• **WORK TO DO**
How many lines of the records hold the string "text"? Reply with the number alone.

=== RECORDED INFORMATION ===

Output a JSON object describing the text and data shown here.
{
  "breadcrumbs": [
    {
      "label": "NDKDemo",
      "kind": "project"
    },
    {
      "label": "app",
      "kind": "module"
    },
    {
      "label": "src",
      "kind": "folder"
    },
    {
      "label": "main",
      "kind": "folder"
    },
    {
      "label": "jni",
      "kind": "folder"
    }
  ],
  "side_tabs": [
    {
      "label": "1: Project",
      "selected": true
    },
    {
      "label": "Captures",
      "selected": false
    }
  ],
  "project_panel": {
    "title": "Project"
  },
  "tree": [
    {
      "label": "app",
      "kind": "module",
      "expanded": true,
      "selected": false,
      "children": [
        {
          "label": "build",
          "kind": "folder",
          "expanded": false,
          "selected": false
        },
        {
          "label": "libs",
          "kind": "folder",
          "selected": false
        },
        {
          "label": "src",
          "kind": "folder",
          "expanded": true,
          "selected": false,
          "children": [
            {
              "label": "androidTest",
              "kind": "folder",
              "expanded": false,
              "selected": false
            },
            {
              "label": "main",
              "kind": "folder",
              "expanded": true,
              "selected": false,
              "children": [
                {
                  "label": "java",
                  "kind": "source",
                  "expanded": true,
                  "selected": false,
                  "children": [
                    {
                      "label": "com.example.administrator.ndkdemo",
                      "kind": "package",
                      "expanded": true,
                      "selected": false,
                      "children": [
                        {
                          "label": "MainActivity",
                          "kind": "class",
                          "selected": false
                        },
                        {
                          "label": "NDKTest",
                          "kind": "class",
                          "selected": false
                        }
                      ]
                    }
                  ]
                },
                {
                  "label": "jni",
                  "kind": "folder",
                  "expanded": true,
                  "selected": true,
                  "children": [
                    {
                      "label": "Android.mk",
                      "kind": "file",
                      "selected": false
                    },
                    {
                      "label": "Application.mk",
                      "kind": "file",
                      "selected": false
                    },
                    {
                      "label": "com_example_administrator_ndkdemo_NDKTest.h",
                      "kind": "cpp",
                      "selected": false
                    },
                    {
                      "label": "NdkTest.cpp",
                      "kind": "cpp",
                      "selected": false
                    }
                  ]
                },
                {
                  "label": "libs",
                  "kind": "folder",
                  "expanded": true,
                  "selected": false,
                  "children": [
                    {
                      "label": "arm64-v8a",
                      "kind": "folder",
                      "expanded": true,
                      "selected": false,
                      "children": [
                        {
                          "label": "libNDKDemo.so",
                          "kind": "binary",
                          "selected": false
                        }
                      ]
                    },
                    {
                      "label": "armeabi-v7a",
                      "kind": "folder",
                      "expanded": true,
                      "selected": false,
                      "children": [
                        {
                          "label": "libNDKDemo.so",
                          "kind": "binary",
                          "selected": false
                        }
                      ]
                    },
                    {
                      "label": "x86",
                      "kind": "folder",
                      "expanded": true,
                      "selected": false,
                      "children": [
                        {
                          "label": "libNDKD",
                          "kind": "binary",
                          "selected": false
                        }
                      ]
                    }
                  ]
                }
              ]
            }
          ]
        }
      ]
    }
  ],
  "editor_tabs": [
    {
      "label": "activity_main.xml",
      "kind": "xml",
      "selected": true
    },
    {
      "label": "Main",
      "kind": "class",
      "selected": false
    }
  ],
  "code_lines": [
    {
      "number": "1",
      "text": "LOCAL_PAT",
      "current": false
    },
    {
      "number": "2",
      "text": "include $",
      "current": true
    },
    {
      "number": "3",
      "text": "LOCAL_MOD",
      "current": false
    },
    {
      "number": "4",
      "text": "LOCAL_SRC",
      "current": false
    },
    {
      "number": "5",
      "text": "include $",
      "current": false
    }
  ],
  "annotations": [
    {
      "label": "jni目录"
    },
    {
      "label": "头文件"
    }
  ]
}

===

• **COMPLETE OUTPUT**
6